* Task instructions *
Turn the rows below into a JSON list of strings, with one string per line and any blank lines dropped.

Bounding box annotations:
____

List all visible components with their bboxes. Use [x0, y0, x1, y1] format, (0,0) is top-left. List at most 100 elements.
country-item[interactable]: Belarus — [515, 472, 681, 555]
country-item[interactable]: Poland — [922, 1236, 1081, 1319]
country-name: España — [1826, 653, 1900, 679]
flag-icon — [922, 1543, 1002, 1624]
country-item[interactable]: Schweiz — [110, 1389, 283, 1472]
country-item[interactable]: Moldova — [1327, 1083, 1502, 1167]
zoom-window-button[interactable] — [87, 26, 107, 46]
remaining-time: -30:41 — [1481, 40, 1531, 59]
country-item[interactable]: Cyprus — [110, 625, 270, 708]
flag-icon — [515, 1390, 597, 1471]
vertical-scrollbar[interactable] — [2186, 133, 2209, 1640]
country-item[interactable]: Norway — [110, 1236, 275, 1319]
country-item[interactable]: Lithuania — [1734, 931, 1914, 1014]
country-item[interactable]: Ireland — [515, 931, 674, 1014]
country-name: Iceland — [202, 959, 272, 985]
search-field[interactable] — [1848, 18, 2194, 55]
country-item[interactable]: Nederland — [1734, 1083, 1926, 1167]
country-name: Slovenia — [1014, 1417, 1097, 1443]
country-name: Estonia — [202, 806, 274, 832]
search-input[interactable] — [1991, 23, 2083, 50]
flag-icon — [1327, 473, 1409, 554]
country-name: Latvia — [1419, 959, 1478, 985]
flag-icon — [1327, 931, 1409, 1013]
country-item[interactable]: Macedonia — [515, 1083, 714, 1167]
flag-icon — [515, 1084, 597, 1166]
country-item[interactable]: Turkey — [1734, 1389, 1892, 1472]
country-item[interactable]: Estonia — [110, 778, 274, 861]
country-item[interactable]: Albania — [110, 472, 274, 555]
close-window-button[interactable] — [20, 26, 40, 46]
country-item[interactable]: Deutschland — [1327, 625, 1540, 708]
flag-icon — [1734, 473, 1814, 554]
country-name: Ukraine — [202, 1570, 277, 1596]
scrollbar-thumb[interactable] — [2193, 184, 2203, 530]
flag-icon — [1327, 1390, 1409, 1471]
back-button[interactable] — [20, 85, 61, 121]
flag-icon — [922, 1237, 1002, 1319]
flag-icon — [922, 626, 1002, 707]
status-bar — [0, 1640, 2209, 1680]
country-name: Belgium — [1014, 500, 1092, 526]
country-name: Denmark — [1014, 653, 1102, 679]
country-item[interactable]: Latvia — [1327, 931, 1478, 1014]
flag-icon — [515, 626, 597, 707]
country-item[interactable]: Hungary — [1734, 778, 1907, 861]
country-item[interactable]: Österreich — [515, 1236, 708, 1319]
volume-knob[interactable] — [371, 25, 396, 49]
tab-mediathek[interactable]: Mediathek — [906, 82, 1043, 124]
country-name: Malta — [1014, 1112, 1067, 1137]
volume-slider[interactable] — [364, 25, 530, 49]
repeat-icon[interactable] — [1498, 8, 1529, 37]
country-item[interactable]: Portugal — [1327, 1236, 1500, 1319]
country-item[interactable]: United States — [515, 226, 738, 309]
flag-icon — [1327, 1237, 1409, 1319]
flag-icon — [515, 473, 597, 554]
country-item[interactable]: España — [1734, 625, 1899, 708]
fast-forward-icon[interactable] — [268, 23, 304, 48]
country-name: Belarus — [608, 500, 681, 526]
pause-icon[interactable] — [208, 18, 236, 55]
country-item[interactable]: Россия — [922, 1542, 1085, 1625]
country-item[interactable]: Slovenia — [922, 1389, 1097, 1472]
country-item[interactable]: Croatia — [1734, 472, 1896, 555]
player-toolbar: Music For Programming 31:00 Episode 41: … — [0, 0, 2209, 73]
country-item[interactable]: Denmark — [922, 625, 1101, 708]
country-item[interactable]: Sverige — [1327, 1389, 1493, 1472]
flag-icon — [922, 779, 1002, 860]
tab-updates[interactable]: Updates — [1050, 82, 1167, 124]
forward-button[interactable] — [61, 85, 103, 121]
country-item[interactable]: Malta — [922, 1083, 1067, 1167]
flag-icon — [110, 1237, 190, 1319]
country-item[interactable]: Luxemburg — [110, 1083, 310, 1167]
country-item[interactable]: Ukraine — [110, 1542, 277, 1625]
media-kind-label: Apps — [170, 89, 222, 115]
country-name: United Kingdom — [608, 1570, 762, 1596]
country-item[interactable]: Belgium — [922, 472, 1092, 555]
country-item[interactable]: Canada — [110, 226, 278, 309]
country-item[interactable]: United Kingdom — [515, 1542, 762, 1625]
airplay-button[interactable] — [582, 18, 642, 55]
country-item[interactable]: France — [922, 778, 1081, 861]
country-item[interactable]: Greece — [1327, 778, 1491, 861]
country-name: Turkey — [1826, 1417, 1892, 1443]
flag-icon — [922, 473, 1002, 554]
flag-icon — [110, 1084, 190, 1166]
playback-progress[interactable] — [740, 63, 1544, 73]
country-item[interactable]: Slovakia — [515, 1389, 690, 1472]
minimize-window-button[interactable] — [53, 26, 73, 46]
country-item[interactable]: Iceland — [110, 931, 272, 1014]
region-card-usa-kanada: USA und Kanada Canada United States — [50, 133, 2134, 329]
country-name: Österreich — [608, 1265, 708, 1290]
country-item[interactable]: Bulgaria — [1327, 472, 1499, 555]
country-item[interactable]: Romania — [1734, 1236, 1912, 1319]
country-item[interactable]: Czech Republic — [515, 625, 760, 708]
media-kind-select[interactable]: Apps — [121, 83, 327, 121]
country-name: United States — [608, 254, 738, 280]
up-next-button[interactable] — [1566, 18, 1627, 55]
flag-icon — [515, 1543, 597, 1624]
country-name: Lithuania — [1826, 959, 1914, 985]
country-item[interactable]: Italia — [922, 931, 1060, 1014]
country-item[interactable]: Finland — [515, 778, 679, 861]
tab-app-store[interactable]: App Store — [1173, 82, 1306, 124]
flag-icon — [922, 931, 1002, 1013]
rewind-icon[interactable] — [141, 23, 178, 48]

____

* Task response *
[
  "List all visible components with their bboxes. Use [x0, y0, x1, y1] format, (0,0) is top-left. List at most 100 elements.",
  "country-item[interactable]: Belarus — [515, 472, 681, 555]",
  "country-item[interactable]: Poland — [922, 1236, 1081, 1319]",
  "country-name: España — [1826, 653, 1900, 679]",
  "flag-icon — [922, 1543, 1002, 1624]",
  "country-item[interactable]: Schweiz — [110, 1389, 283, 1472]",
  "country-item[interactable]: Moldova — [1327, 1083, 1502, 1167]",
  "zoom-window-button[interactable] — [87, 26, 107, 46]",
  "remaining-time: -30:41 — [1481, 40, 1531, 59]",
  "country-item[interactable]: Cyprus — [110, 625, 270, 708]",
  "flag-icon — [515, 1390, 597, 1471]",
  "vertical-scrollbar[interactable] — [2186, 133, 2209, 1640]",
  "country-item[interactable]: Norway — [110, 1236, 275, 1319]",
  "country-item[interactable]: Lithuania — [1734, 931, 1914, 1014]",
  "country-item[interactable]: Ireland — [515, 931, 674, 1014]",
  "country-name: Iceland — [202, 959, 272, 985]",
  "search-field[interactable] — [1848, 18, 2194, 55]",
  "country-item[interactable]: Nederland — [1734, 1083, 1926, 1167]",
  "country-name: Slovenia — [1014, 1417, 1097, 1443]",
  "country-name: Estonia — [202, 806, 274, 832]",
  "search-input[interactable] — [1991, 23, 2083, 50]",
  "flag-icon — [1327, 473, 1409, 554]",
  "country-name: Latvia — [1419, 959, 1478, 985]",
  "flag-icon — [1327, 931, 1409, 1013]",
  "country-item[interactable]: Macedonia — [515, 1083, 714, 1167]",
  "flag-icon — [515, 1084, 597, 1166]",
  "country-item[interactable]: Turkey — [1734, 1389, 1892, 1472]",
  "country-item[interactable]: Estonia — [110, 778, 274, 861]",
  "country-item[interactable]: Albania — [110, 472, 274, 555]",
  "close-window-button[interactable] — [20, 26, 40, 46]",
  "country-item[interactable]: Deutschland — [1327, 625, 1540, 708]",
  "flag-icon — [1734, 473, 1814, 554]",
  "country-name: Ukraine — [202, 1570, 277, 1596]",
  "scrollbar-thumb[interactable] — [2193, 184, 2203, 530]",
  "flag-icon — [1327, 1390, 1409, 1471]",
  "back-button[interactable] — [20, 85, 61, 121]",
  "flag-icon — [922, 1237, 1002, 1319]",
  "flag-icon — [922, 626, 1002, 707]",
  "status-bar — [0, 1640, 2209, 1680]",
  "country-name: Belgium — [1014, 500, 1092, 526]",
  "country-name: Denmark — [1014, 653, 1102, 679]",
  "country-item[interactable]: Latvia — [1327, 931, 1478, 1014]",
  "flag-icon — [515, 626, 597, 707]",
  "country-item[interactable]: Hungary — [1734, 778, 1907, 861]",
  "country-item[interactable]: Österreich — [515, 1236, 708, 1319]",
  "volume-knob[interactable] — [371, 25, 396, 49]",
  "tab-mediathek[interactable]: Mediathek — [906, 82, 1043, 124]",
  "country-name: Malta — [1014, 1112, 1067, 1137]",
  "volume-slider[interactable] — [364, 25, 530, 49]",
  "repeat-icon[interactable] — [1498, 8, 1529, 37]",
  "country-item[interactable]: Portugal — [1327, 1236, 1500, 1319]",
  "country-item[interactable]: United States — [515, 226, 738, 309]",
  "flag-icon — [1327, 1237, 1409, 1319]",
  "flag-icon — [515, 473, 597, 554]",
  "country-item[interactable]: España — [1734, 625, 1899, 708]",
  "fast-forward-icon[interactable] — [268, 23, 304, 48]",
  "country-name: Belarus — [608, 500, 681, 526]",
  "pause-icon[interactable] — [208, 18, 236, 55]",
  "country-item[interactable]: Россия — [922, 1542, 1085, 1625]",
  "country-item[interactable]: Slovenia — [922, 1389, 1097, 1472]",
  "country-item[interactable]: Croatia — [1734, 472, 1896, 555]",
  "player-toolbar: Music For Programming 31:00 Episode 41: … — [0, 0, 2209, 73]",
  "country-item[interactable]: Denmark — [922, 625, 1101, 708]",
  "country-item[interactable]: Sverige — [1327, 1389, 1493, 1472]",
  "flag-icon — [922, 779, 1002, 860]",
  "tab-updates[interactable]: Updates — [1050, 82, 1167, 124]",
  "forward-button[interactable] — [61, 85, 103, 121]",
  "country-item[interactable]: Malta — [922, 1083, 1067, 1167]",
  "flag-icon — [110, 1237, 190, 1319]",
  "country-item[interactable]: Luxemburg — [110, 1083, 310, 1167]",
  "country-item[interactable]: Ukraine — [110, 1542, 277, 1625]",
  "media-kind-label: Apps — [170, 89, 222, 115]",
  "country-name: United Kingdom — [608, 1570, 762, 1596]",
  "country-item[interactable]: Belgium — [922, 472, 1092, 555]",
  "country-item[interactable]: Canada — [110, 226, 278, 309]",
  "country-item[interactable]: United Kingdom — [515, 1542, 762, 1625]",
  "airplay-button[interactable] — [582, 18, 642, 55]",
  "country-item[interactable]: France — [922, 778, 1081, 861]",
  "country-item[interactable]: Greece — [1327, 778, 1491, 861]",
  "country-name: Turkey — [1826, 1417, 1892, 1443]",
  "flag-icon — [922, 473, 1002, 554]",
  "flag-icon — [110, 1084, 190, 1166]",
  "playback-progress[interactable] — [740, 63, 1544, 73]",
  "country-item[interactable]: Slovakia — [515, 1389, 690, 1472]",
  "minimize-window-button[interactable] — [53, 26, 73, 46]",
  "country-item[interactable]: Iceland — [110, 931, 272, 1014]",
  "region-card-usa-kanada: USA und Kanada Canada United States — [50, 133, 2134, 329]",
  "country-name: Österreich — [608, 1265, 708, 1290]",
  "country-item[interactable]: Bulgaria — [1327, 472, 1499, 555]",
  "country-item[interactable]: Romania — [1734, 1236, 1912, 1319]",
  "country-item[interactable]: Czech Republic — [515, 625, 760, 708]",
  "media-kind-select[interactable]: Apps — [121, 83, 327, 121]",
  "country-name: United States — [608, 254, 738, 280]",
  "up-next-button[interactable] — [1566, 18, 1627, 55]",
  "flag-icon — [515, 1543, 597, 1624]",
  "country-name: Lithuania — [1826, 959, 1914, 985]",
  "country-item[interactable]: Italia — [922, 931, 1060, 1014]",
  "country-item[interactable]: Finland — [515, 778, 679, 861]",
  "tab-app-store[interactable]: App Store — [1173, 82, 1306, 124]",
  "flag-icon — [922, 931, 1002, 1013]",
  "rewind-icon[interactable] — [141, 23, 178, 48]"
]